=== AIM OF THE TASK ===
Scan the entries below and extract each line with the word "will" in it.
-----
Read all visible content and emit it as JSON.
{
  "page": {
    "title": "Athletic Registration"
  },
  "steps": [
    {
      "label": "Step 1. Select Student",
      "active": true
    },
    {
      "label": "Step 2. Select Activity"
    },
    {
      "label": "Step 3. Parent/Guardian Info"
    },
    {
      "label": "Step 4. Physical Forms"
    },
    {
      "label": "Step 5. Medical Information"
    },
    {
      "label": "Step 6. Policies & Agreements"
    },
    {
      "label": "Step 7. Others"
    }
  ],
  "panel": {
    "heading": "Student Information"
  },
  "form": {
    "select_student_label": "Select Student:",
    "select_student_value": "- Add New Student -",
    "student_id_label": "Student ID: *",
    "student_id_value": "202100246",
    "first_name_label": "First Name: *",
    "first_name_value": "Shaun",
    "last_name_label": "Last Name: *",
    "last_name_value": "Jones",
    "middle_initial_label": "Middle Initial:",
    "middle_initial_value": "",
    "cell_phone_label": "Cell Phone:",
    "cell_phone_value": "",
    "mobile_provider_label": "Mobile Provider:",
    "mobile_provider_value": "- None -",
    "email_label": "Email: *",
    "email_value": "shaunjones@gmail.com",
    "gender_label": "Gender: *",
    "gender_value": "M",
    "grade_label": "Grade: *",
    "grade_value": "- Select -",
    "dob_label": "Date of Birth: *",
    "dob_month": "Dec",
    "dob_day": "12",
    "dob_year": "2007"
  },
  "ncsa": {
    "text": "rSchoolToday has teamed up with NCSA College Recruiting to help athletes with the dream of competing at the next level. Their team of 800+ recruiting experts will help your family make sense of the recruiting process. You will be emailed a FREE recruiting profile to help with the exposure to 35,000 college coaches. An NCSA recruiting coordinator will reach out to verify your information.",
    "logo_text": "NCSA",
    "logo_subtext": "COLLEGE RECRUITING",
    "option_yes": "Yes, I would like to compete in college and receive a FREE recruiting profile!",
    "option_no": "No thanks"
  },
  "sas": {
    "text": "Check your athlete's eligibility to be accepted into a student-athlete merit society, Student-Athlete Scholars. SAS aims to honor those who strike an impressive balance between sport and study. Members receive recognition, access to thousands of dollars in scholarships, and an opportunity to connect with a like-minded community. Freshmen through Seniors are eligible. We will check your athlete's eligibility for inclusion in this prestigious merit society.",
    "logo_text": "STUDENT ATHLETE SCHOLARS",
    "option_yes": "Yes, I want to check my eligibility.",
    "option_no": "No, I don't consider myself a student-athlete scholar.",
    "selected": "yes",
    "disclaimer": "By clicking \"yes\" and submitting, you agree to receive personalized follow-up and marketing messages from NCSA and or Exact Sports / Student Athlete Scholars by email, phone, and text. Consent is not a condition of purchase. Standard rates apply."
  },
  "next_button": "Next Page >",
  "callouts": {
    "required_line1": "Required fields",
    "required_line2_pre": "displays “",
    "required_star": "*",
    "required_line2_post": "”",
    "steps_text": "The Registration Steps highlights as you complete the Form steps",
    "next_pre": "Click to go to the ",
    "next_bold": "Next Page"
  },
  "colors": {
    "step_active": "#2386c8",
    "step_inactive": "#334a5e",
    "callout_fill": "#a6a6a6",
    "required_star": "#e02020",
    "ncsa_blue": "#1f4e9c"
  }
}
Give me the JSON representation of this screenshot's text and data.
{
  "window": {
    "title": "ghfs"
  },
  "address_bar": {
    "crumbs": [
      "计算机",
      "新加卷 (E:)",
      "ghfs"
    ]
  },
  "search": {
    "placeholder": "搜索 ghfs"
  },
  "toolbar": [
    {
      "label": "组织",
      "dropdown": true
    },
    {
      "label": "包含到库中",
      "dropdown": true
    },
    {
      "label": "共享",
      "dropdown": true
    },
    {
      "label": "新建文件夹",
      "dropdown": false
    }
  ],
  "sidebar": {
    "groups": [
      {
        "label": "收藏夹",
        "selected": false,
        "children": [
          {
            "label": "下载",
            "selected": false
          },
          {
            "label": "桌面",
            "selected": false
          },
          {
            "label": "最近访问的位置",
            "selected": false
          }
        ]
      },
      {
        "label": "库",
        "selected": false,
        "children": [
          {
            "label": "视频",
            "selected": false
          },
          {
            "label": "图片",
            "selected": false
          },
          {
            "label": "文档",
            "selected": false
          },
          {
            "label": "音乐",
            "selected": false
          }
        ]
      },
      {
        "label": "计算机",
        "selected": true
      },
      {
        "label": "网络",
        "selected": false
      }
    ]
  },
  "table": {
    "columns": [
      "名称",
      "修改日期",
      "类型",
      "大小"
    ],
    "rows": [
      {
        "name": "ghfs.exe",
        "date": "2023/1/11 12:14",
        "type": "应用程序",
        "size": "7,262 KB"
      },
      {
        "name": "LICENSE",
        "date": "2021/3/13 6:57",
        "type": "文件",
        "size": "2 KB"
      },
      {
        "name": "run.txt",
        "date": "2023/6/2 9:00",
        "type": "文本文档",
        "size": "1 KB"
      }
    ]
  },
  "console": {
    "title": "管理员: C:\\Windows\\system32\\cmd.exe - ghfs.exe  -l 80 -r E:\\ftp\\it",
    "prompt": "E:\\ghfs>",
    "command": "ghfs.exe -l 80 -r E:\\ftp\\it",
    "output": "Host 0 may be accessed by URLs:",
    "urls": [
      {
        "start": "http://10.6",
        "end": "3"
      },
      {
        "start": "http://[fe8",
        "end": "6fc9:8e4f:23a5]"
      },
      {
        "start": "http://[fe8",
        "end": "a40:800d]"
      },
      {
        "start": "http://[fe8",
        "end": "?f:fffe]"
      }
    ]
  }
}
-----
=== ANSWER ===
    "text": "rSchoolToday has teamed up with NCSA College Recruiting to help athletes with the dream of competing at the next level. Their team of 800+ recruiting experts will help your family make sense of the recruiting process. You will be emailed a FREE recruiting profile to help with the exposure to 35,000 college coaches. An NCSA recruiting coordinator will reach out to verify your information.",
    "text": "Check your athlete's eligibility to be accepted into a student-athlete merit society, Student-Athlete Scholars. SAS aims to honor those who strike an impressive balance between sport and study. Members receive recognition, access to thousands of dollars in scholarships, and an opportunity to connect with a like-minded community. Freshmen through Seniors are eligible. We will check your athlete's eligibility for inclusion in this prestigious merit society.",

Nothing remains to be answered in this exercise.